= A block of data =
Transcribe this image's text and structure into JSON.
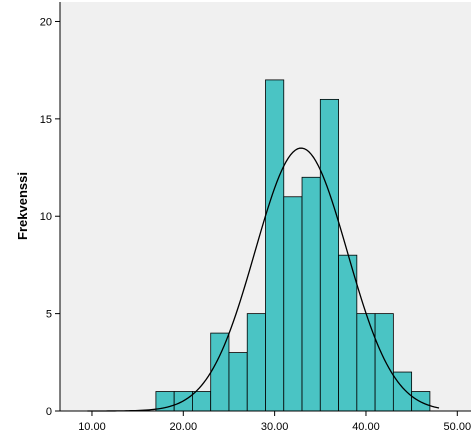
{
  "chart_data": {
    "type": "bar",
    "subtype": "histogram-with-normal-curve",
    "title": "",
    "xlabel": "",
    "ylabel": "Frekvenssi",
    "bin_width": 2,
    "bins": [
      {
        "start": 17,
        "end": 19,
        "count": 1
      },
      {
        "start": 19,
        "end": 21,
        "count": 1
      },
      {
        "start": 21,
        "end": 23,
        "count": 1
      },
      {
        "start": 23,
        "end": 25,
        "count": 4
      },
      {
        "start": 25,
        "end": 27,
        "count": 3
      },
      {
        "start": 27,
        "end": 29,
        "count": 5
      },
      {
        "start": 29,
        "end": 31,
        "count": 17
      },
      {
        "start": 31,
        "end": 33,
        "count": 11
      },
      {
        "start": 33,
        "end": 35,
        "count": 12
      },
      {
        "start": 35,
        "end": 37,
        "count": 16
      },
      {
        "start": 37,
        "end": 39,
        "count": 8
      },
      {
        "start": 39,
        "end": 41,
        "count": 5
      },
      {
        "start": 41,
        "end": 43,
        "count": 5
      },
      {
        "start": 43,
        "end": 45,
        "count": 2
      },
      {
        "start": 45,
        "end": 47,
        "count": 1
      }
    ],
    "normal_curve": {
      "mean": 32.9,
      "sd": 5.05,
      "n": 92,
      "peak": 13.5
    },
    "xlim": [
      6.5,
      51.5
    ],
    "ylim": [
      0,
      21
    ],
    "xticks": [
      10,
      20,
      30,
      40,
      50
    ],
    "xtick_labels": [
      "10.00",
      "20.00",
      "30.00",
      "40.00",
      "50.00"
    ],
    "yticks": [
      0,
      5,
      10,
      15,
      20
    ],
    "ytick_labels": [
      "0",
      "5",
      "10",
      "15",
      "20"
    ],
    "grid": false,
    "colors": {
      "bar_fill": "#4ac4c4",
      "bar_stroke": "#000000",
      "plot_bg": "#f0f0f0",
      "curve": "#000000"
    }
  }
}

= Task =
Can you restate all the records above word for word while dropping the pictures?

= In response =
Transcribe this image's text and structure into JSON.
{
  "chart_data": {
    "type": "bar",
    "subtype": "histogram-with-normal-curve",
    "title": "",
    "xlabel": "",
    "ylabel": "Frekvenssi",
    "bin_width": 2,
    "bins": [
      {
        "start": 17,
        "end": 19,
        "count": 1
      },
      {
        "start": 19,
        "end": 21,
        "count": 1
      },
      {
        "start": 21,
        "end": 23,
        "count": 1
      },
      {
        "start": 23,
        "end": 25,
        "count": 4
      },
      {
        "start": 25,
        "end": 27,
        "count": 3
      },
      {
        "start": 27,
        "end": 29,
        "count": 5
      },
      {
        "start": 29,
        "end": 31,
        "count": 17
      },
      {
        "start": 31,
        "end": 33,
        "count": 11
      },
      {
        "start": 33,
        "end": 35,
        "count": 12
      },
      {
        "start": 35,
        "end": 37,
        "count": 16
      },
      {
        "start": 37,
        "end": 39,
        "count": 8
      },
      {
        "start": 39,
        "end": 41,
        "count": 5
      },
      {
        "start": 41,
        "end": 43,
        "count": 5
      },
      {
        "start": 43,
        "end": 45,
        "count": 2
      },
      {
        "start": 45,
        "end": 47,
        "count": 1
      }
    ],
    "normal_curve": {
      "mean": 32.9,
      "sd": 5.05,
      "n": 92,
      "peak": 13.5
    },
    "xlim": [
      6.5,
      51.5
    ],
    "ylim": [
      0,
      21
    ],
    "xticks": [
      10,
      20,
      30,
      40,
      50
    ],
    "xtick_labels": [
      "10.00",
      "20.00",
      "30.00",
      "40.00",
      "50.00"
    ],
    "yticks": [
      0,
      5,
      10,
      15,
      20
    ],
    "ytick_labels": [
      "0",
      "5",
      "10",
      "15",
      "20"
    ],
    "grid": false,
    "colors": {
      "bar_fill": "#4ac4c4",
      "bar_stroke": "#000000",
      "plot_bg": "#f0f0f0",
      "curve": "#000000"
    }
  }
}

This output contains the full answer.